▶ _Short task_
All lines below must be repeated exactly, with the pictures omitted.

▶ _Data shown_
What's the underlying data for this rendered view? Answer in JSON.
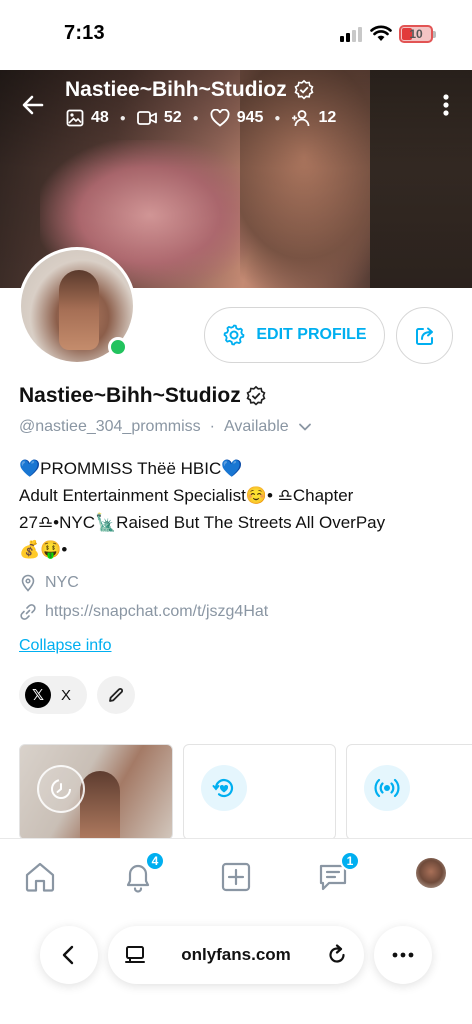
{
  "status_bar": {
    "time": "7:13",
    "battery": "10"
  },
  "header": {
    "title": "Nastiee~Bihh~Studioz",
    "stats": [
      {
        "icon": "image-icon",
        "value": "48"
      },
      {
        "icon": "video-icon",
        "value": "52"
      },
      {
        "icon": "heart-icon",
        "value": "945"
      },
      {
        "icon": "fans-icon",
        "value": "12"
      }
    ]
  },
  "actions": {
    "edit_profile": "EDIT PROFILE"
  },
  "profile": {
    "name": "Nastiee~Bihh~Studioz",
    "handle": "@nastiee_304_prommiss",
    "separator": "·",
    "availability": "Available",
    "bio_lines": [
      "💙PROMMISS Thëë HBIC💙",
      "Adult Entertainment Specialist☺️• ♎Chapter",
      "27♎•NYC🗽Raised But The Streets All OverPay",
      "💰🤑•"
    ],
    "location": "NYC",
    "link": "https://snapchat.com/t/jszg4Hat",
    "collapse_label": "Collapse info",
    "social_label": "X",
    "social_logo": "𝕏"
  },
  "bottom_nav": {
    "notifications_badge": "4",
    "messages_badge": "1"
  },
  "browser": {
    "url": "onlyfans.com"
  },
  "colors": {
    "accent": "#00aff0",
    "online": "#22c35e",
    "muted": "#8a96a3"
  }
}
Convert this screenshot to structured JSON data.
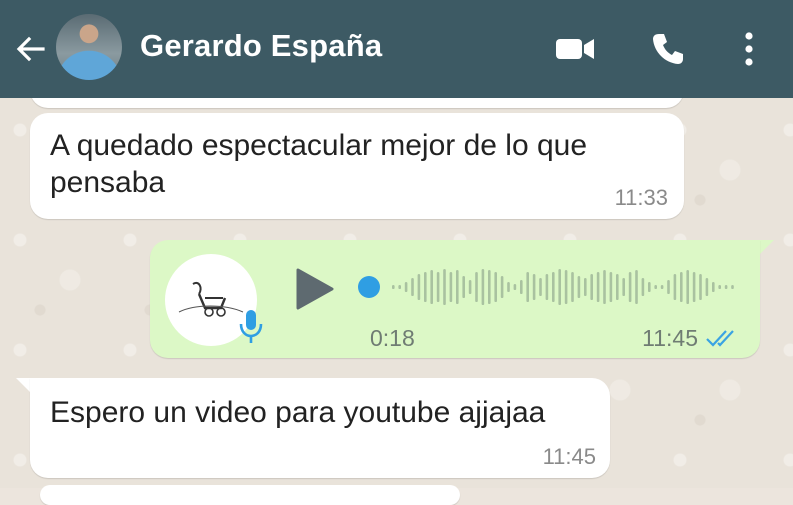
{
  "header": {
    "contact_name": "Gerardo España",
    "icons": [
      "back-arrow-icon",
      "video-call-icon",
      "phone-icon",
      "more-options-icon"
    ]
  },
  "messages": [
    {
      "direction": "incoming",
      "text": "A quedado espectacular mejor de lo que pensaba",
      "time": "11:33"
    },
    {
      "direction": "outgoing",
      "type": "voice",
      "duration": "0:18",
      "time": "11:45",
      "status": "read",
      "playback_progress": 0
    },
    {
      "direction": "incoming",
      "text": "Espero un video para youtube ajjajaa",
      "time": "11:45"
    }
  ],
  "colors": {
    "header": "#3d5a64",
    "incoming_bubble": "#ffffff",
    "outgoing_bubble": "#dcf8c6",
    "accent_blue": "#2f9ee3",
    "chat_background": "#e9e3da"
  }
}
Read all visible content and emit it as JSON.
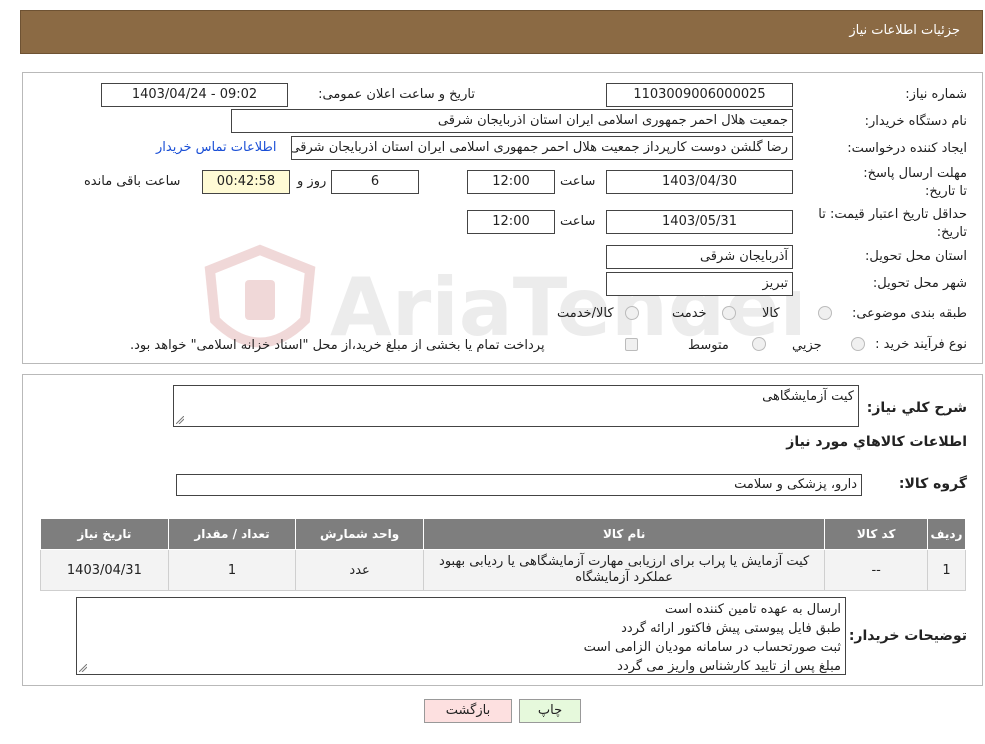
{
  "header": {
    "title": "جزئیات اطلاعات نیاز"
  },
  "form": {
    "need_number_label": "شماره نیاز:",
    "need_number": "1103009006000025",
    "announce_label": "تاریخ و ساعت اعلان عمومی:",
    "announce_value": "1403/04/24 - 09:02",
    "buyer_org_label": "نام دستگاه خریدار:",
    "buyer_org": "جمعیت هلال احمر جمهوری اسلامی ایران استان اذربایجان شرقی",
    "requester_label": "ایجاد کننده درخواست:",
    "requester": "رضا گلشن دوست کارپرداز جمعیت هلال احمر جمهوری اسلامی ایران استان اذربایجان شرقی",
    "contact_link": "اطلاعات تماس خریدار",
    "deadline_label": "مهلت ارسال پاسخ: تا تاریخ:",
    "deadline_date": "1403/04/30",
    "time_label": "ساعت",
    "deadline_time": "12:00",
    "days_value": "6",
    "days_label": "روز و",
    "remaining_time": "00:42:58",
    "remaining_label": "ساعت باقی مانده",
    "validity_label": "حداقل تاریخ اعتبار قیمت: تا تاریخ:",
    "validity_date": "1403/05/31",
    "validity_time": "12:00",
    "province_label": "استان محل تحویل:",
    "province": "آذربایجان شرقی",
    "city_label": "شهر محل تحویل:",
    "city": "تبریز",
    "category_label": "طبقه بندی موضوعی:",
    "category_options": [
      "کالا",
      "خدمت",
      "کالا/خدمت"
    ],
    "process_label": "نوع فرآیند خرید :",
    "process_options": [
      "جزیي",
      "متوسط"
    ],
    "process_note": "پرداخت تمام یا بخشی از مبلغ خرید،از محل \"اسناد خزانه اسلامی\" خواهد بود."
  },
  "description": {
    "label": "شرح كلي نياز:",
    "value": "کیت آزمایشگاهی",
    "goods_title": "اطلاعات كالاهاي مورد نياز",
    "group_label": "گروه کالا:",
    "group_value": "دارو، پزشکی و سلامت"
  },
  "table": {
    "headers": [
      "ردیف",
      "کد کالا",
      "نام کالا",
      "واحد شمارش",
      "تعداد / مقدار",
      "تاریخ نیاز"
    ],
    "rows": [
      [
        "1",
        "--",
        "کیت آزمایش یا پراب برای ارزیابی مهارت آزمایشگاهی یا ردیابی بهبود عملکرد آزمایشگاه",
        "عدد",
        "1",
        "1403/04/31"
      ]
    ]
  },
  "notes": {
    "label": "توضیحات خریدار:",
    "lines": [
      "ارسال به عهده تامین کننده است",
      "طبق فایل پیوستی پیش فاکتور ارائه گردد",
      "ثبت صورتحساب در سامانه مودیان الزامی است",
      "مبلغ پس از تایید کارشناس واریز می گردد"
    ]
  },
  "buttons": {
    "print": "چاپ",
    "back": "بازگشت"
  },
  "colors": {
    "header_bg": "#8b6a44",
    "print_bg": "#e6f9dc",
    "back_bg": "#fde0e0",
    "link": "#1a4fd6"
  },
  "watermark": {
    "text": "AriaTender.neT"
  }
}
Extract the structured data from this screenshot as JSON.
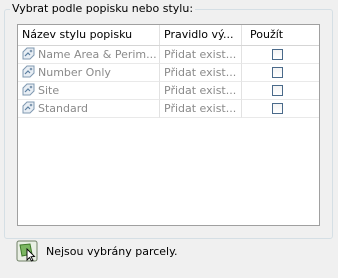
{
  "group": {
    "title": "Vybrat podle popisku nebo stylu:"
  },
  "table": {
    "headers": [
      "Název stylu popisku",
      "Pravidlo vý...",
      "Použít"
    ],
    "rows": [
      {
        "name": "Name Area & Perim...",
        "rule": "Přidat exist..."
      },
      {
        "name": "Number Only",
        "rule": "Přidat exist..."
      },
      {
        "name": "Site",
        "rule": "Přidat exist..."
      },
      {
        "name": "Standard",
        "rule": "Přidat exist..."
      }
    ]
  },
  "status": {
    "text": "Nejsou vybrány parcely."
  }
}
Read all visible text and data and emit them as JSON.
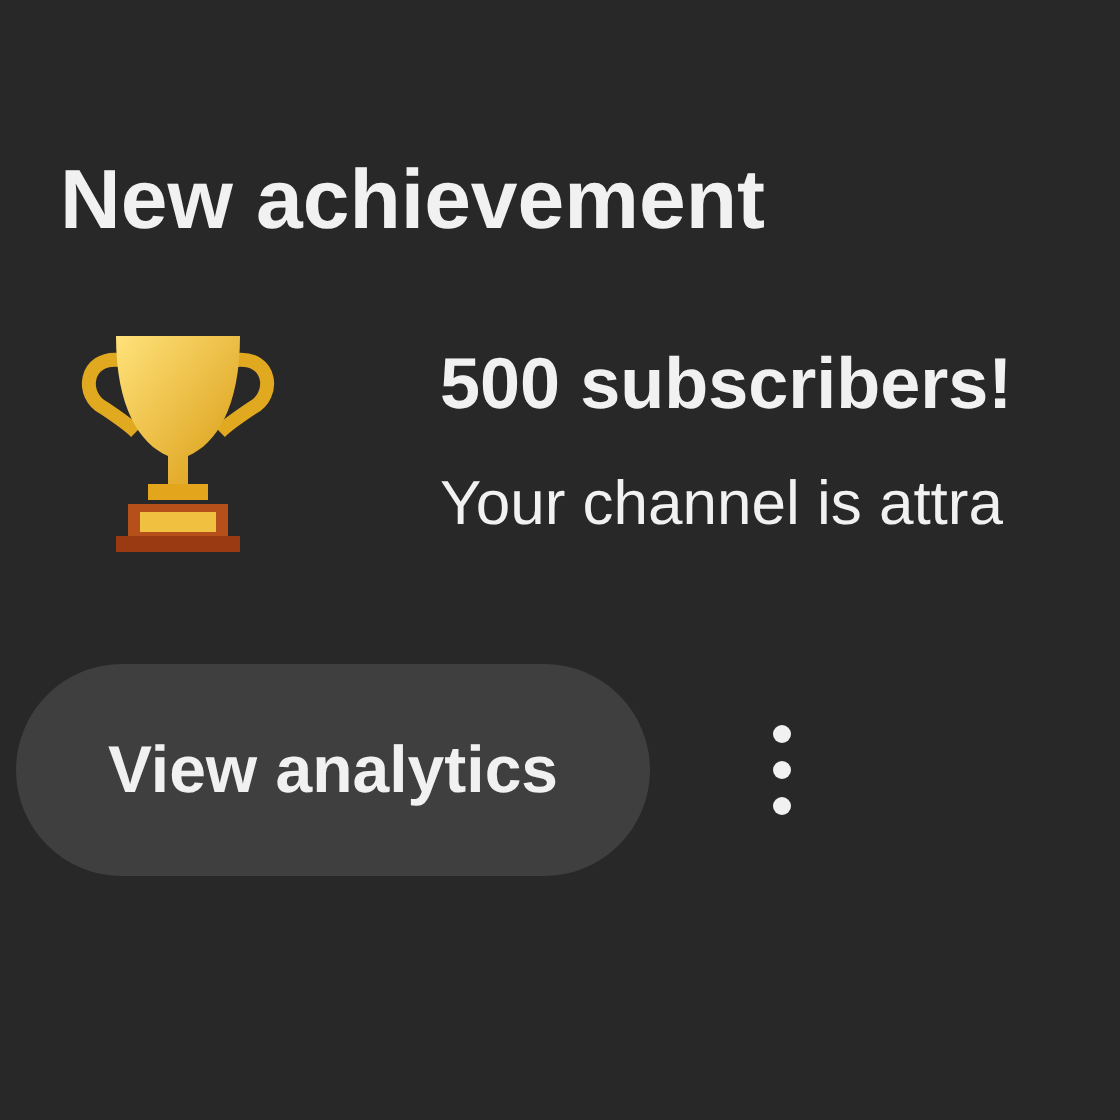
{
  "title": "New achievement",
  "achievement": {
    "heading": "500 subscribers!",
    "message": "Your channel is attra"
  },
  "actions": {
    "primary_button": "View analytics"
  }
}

▶ _Worked answer_
What's the underlying data for this rendered view? Answer in JSON.
{
  "status_bar": {
    "time": "7:13",
    "battery": "10"
  },
  "header": {
    "title": "Nastiee~Bihh~Studioz",
    "stats": [
      {
        "icon": "image-icon",
        "value": "48"
      },
      {
        "icon": "video-icon",
        "value": "52"
      },
      {
        "icon": "heart-icon",
        "value": "945"
      },
      {
        "icon": "fans-icon",
        "value": "12"
      }
    ]
  },
  "actions": {
    "edit_profile": "EDIT PROFILE"
  },
  "profile": {
    "name": "Nastiee~Bihh~Studioz",
    "handle": "@nastiee_304_prommiss",
    "separator": "·",
    "availability": "Available",
    "bio_lines": [
      "💙PROMMISS Thëë HBIC💙",
      "Adult Entertainment Specialist☺️• ♎Chapter",
      "27♎•NYC🗽Raised But The Streets All OverPay",
      "💰🤑•"
    ],
    "location": "NYC",
    "link": "https://snapchat.com/t/jszg4Hat",
    "collapse_label": "Collapse info",
    "social_label": "X",
    "social_logo": "𝕏"
  },
  "bottom_nav": {
    "notifications_badge": "4",
    "messages_badge": "1"
  },
  "browser": {
    "url": "onlyfans.com"
  },
  "colors": {
    "accent": "#00aff0",
    "online": "#22c35e",
    "muted": "#8a96a3"
  }
}
Convert this screenshot to structured JSON data.
{
  "header": {
    "contact_name": "Gerardo España",
    "icons": [
      "back-arrow-icon",
      "video-call-icon",
      "phone-icon",
      "more-options-icon"
    ]
  },
  "messages": [
    {
      "direction": "incoming",
      "text": "A quedado espectacular mejor de lo que pensaba",
      "time": "11:33"
    },
    {
      "direction": "outgoing",
      "type": "voice",
      "duration": "0:18",
      "time": "11:45",
      "status": "read",
      "playback_progress": 0
    },
    {
      "direction": "incoming",
      "text": "Espero un video para youtube ajjajaa",
      "time": "11:45"
    }
  ],
  "colors": {
    "header": "#3d5a64",
    "incoming_bubble": "#ffffff",
    "outgoing_bubble": "#dcf8c6",
    "accent_blue": "#2f9ee3",
    "chat_background": "#e9e3da"
  }
}
Read all visible content and emit it as JSON.
{
  "header": {
    "title": "جزئیات اطلاعات نیاز"
  },
  "form": {
    "need_number_label": "شماره نیاز:",
    "need_number": "1103009006000025",
    "announce_label": "تاریخ و ساعت اعلان عمومی:",
    "announce_value": "1403/04/24 - 09:02",
    "buyer_org_label": "نام دستگاه خریدار:",
    "buyer_org": "جمعیت هلال احمر جمهوری اسلامی ایران استان اذربایجان شرقی",
    "requester_label": "ایجاد کننده درخواست:",
    "requester": "رضا گلشن دوست کارپرداز جمعیت هلال احمر جمهوری اسلامی ایران استان اذربایجان شرقی",
    "contact_link": "اطلاعات تماس خریدار",
    "deadline_label": "مهلت ارسال پاسخ: تا تاریخ:",
    "deadline_date": "1403/04/30",
    "time_label": "ساعت",
    "deadline_time": "12:00",
    "days_value": "6",
    "days_label": "روز و",
    "remaining_time": "00:42:58",
    "remaining_label": "ساعت باقی مانده",
    "validity_label": "حداقل تاریخ اعتبار قیمت: تا تاریخ:",
    "validity_date": "1403/05/31",
    "validity_time": "12:00",
    "province_label": "استان محل تحویل:",
    "province": "آذربایجان شرقی",
    "city_label": "شهر محل تحویل:",
    "city": "تبریز",
    "category_label": "طبقه بندی موضوعی:",
    "category_options": [
      "کالا",
      "خدمت",
      "کالا/خدمت"
    ],
    "process_label": "نوع فرآیند خرید :",
    "process_options": [
      "جزیي",
      "متوسط"
    ],
    "process_note": "پرداخت تمام یا بخشی از مبلغ خرید،از محل \"اسناد خزانه اسلامی\" خواهد بود."
  },
  "description": {
    "label": "شرح كلي نياز:",
    "value": "کیت آزمایشگاهی",
    "goods_title": "اطلاعات كالاهاي مورد نياز",
    "group_label": "گروه کالا:",
    "group_value": "دارو، پزشکی و سلامت"
  },
  "table": {
    "headers": [
      "ردیف",
      "کد کالا",
      "نام کالا",
      "واحد شمارش",
      "تعداد / مقدار",
      "تاریخ نیاز"
    ],
    "rows": [
      [
        "1",
        "--",
        "کیت آزمایش یا پراب برای ارزیابی مهارت آزمایشگاهی یا ردیابی بهبود عملکرد آزمایشگاه",
        "عدد",
        "1",
        "1403/04/31"
      ]
    ]
  },
  "notes": {
    "label": "توضیحات خریدار:",
    "lines": [
      "ارسال به عهده تامین کننده است",
      "طبق فایل پیوستی پیش فاکتور ارائه گردد",
      "ثبت صورتحساب در سامانه مودیان الزامی است",
      "مبلغ پس از تایید کارشناس واریز می گردد"
    ]
  },
  "buttons": {
    "print": "چاپ",
    "back": "بازگشت"
  },
  "colors": {
    "header_bg": "#8b6a44",
    "print_bg": "#e6f9dc",
    "back_bg": "#fde0e0",
    "link": "#1a4fd6"
  },
  "watermark": {
    "text": "AriaTender.neT"
  }
}
Extract the structured data from this screenshot as JSON.
{
  "group": {
    "title": "Vybrat podle popisku nebo stylu:"
  },
  "table": {
    "headers": [
      "Název stylu popisku",
      "Pravidlo vý...",
      "Použít"
    ],
    "rows": [
      {
        "name": "Name Area & Perim...",
        "rule": "Přidat exist..."
      },
      {
        "name": "Number Only",
        "rule": "Přidat exist..."
      },
      {
        "name": "Site",
        "rule": "Přidat exist..."
      },
      {
        "name": "Standard",
        "rule": "Přidat exist..."
      }
    ]
  },
  "status": {
    "text": "Nejsou vybrány parcely."
  }
}
Read all visible text and data and emit them as JSON.
{
  "title": "New achievement",
  "achievement": {
    "heading": "500 subscribers!",
    "message": "Your channel is attra"
  },
  "actions": {
    "primary_button": "View analytics"
  }
}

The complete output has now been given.